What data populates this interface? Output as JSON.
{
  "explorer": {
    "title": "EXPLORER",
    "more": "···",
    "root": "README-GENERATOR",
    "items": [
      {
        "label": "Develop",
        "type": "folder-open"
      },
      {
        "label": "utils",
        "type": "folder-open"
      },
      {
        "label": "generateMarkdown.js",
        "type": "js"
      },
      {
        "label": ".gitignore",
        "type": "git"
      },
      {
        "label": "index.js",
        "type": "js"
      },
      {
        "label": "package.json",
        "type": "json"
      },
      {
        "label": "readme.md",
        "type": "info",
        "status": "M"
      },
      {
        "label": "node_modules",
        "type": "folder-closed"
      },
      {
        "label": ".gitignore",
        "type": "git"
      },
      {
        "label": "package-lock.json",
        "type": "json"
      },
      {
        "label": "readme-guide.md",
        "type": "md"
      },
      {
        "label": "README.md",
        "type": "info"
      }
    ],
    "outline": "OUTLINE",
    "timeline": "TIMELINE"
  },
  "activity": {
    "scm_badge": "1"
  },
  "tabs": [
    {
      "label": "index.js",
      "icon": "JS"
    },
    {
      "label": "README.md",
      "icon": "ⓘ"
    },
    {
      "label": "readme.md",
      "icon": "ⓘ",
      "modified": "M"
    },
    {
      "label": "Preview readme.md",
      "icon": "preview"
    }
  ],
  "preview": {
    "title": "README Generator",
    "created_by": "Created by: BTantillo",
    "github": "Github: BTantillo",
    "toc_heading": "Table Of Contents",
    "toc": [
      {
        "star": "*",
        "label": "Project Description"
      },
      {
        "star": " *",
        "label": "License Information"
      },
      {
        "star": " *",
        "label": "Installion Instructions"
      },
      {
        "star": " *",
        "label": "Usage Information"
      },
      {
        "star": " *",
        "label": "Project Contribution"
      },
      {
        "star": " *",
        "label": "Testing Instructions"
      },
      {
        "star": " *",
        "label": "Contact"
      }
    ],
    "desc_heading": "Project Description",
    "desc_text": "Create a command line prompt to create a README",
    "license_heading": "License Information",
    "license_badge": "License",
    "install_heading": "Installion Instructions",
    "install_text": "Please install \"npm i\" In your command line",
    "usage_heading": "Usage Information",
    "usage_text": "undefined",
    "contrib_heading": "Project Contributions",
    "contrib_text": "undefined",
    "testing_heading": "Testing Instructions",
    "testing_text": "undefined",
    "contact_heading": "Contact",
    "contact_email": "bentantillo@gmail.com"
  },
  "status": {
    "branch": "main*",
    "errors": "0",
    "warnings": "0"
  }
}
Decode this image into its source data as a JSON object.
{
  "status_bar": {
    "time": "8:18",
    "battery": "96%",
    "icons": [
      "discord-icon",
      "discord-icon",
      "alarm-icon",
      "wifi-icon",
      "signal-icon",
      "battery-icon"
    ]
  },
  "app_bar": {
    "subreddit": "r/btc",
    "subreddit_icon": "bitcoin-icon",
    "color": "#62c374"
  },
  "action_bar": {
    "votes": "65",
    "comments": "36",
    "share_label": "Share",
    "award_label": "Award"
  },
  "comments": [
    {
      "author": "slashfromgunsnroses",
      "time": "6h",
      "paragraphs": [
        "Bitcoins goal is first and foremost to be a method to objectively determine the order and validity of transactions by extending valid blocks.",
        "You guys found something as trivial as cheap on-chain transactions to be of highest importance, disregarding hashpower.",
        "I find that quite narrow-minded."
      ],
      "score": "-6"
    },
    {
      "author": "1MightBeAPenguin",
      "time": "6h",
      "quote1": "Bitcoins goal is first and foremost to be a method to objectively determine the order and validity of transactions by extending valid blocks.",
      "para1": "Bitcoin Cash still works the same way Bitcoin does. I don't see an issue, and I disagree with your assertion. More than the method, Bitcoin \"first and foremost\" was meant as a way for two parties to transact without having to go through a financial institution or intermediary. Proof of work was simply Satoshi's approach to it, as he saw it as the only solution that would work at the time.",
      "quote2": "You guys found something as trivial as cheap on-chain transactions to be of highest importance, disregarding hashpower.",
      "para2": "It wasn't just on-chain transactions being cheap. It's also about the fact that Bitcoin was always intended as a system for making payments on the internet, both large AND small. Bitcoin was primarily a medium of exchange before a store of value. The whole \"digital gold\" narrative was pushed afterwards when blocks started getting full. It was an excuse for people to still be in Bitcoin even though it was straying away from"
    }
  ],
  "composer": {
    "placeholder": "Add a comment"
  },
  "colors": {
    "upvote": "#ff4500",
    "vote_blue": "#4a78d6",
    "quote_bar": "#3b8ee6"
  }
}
##############################
Take the material above and return all of it exactly.

What data populates this interface? Output as JSON.
{
  "explorer": {
    "title": "EXPLORER",
    "more": "···",
    "root": "README-GENERATOR",
    "items": [
      {
        "label": "Develop",
        "type": "folder-open"
      },
      {
        "label": "utils",
        "type": "folder-open"
      },
      {
        "label": "generateMarkdown.js",
        "type": "js"
      },
      {
        "label": ".gitignore",
        "type": "git"
      },
      {
        "label": "index.js",
        "type": "js"
      },
      {
        "label": "package.json",
        "type": "json"
      },
      {
        "label": "readme.md",
        "type": "info",
        "status": "M"
      },
      {
        "label": "node_modules",
        "type": "folder-closed"
      },
      {
        "label": ".gitignore",
        "type": "git"
      },
      {
        "label": "package-lock.json",
        "type": "json"
      },
      {
        "label": "readme-guide.md",
        "type": "md"
      },
      {
        "label": "README.md",
        "type": "info"
      }
    ],
    "outline": "OUTLINE",
    "timeline": "TIMELINE"
  },
  "activity": {
    "scm_badge": "1"
  },
  "tabs": [
    {
      "label": "index.js",
      "icon": "JS"
    },
    {
      "label": "README.md",
      "icon": "ⓘ"
    },
    {
      "label": "readme.md",
      "icon": "ⓘ",
      "modified": "M"
    },
    {
      "label": "Preview readme.md",
      "icon": "preview"
    }
  ],
  "preview": {
    "title": "README Generator",
    "created_by": "Created by: BTantillo",
    "github": "Github: BTantillo",
    "toc_heading": "Table Of Contents",
    "toc": [
      {
        "star": "*",
        "label": "Project Description"
      },
      {
        "star": " *",
        "label": "License Information"
      },
      {
        "star": " *",
        "label": "Installion Instructions"
      },
      {
        "star": " *",
        "label": "Usage Information"
      },
      {
        "star": " *",
        "label": "Project Contribution"
      },
      {
        "star": " *",
        "label": "Testing Instructions"
      },
      {
        "star": " *",
        "label": "Contact"
      }
    ],
    "desc_heading": "Project Description",
    "desc_text": "Create a command line prompt to create a README",
    "license_heading": "License Information",
    "license_badge": "License",
    "install_heading": "Installion Instructions",
    "install_text": "Please install \"npm i\" In your command line",
    "usage_heading": "Usage Information",
    "usage_text": "undefined",
    "contrib_heading": "Project Contributions",
    "contrib_text": "undefined",
    "testing_heading": "Testing Instructions",
    "testing_text": "undefined",
    "contact_heading": "Contact",
    "contact_email": "bentantillo@gmail.com"
  },
  "status": {
    "branch": "main*",
    "errors": "0",
    "warnings": "0"
  }
}
Decode this image into its source data as a JSON object.
{
  "status_bar": {
    "time": "8:18",
    "battery": "96%",
    "icons": [
      "discord-icon",
      "discord-icon",
      "alarm-icon",
      "wifi-icon",
      "signal-icon",
      "battery-icon"
    ]
  },
  "app_bar": {
    "subreddit": "r/btc",
    "subreddit_icon": "bitcoin-icon",
    "color": "#62c374"
  },
  "action_bar": {
    "votes": "65",
    "comments": "36",
    "share_label": "Share",
    "award_label": "Award"
  },
  "comments": [
    {
      "author": "slashfromgunsnroses",
      "time": "6h",
      "paragraphs": [
        "Bitcoins goal is first and foremost to be a method to objectively determine the order and validity of transactions by extending valid blocks.",
        "You guys found something as trivial as cheap on-chain transactions to be of highest importance, disregarding hashpower.",
        "I find that quite narrow-minded."
      ],
      "score": "-6"
    },
    {
      "author": "1MightBeAPenguin",
      "time": "6h",
      "quote1": "Bitcoins goal is first and foremost to be a method to objectively determine the order and validity of transactions by extending valid blocks.",
      "para1": "Bitcoin Cash still works the same way Bitcoin does. I don't see an issue, and I disagree with your assertion. More than the method, Bitcoin \"first and foremost\" was meant as a way for two parties to transact without having to go through a financial institution or intermediary. Proof of work was simply Satoshi's approach to it, as he saw it as the only solution that would work at the time.",
      "quote2": "You guys found something as trivial as cheap on-chain transactions to be of highest importance, disregarding hashpower.",
      "para2": "It wasn't just on-chain transactions being cheap. It's also about the fact that Bitcoin was always intended as a system for making payments on the internet, both large AND small. Bitcoin was primarily a medium of exchange before a store of value. The whole \"digital gold\" narrative was pushed afterwards when blocks started getting full. It was an excuse for people to still be in Bitcoin even though it was straying away from"
    }
  ],
  "composer": {
    "placeholder": "Add a comment"
  },
  "colors": {
    "upvote": "#ff4500",
    "vote_blue": "#4a78d6",
    "quote_bar": "#3b8ee6"
  }
}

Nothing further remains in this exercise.